>> Start The records

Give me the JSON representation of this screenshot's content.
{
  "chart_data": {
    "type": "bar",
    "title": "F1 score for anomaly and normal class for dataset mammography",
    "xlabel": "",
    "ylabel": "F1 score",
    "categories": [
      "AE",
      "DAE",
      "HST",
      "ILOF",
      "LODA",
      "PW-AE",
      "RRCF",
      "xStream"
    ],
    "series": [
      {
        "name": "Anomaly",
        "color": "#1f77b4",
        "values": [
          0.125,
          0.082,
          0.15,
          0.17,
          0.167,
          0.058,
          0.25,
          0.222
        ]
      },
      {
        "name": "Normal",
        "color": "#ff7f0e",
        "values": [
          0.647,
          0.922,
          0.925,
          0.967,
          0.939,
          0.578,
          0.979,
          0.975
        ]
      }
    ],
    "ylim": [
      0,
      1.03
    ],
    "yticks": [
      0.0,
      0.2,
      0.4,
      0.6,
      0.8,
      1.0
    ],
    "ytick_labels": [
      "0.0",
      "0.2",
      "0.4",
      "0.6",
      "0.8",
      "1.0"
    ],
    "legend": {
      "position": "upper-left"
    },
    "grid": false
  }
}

>> End The records

Set task: Sift the material for lines with the string "score". Copy each one found.

Response:
    "title": "F1 score for anomaly and normal class for dataset mammography",
    "ylabel": "F1 score",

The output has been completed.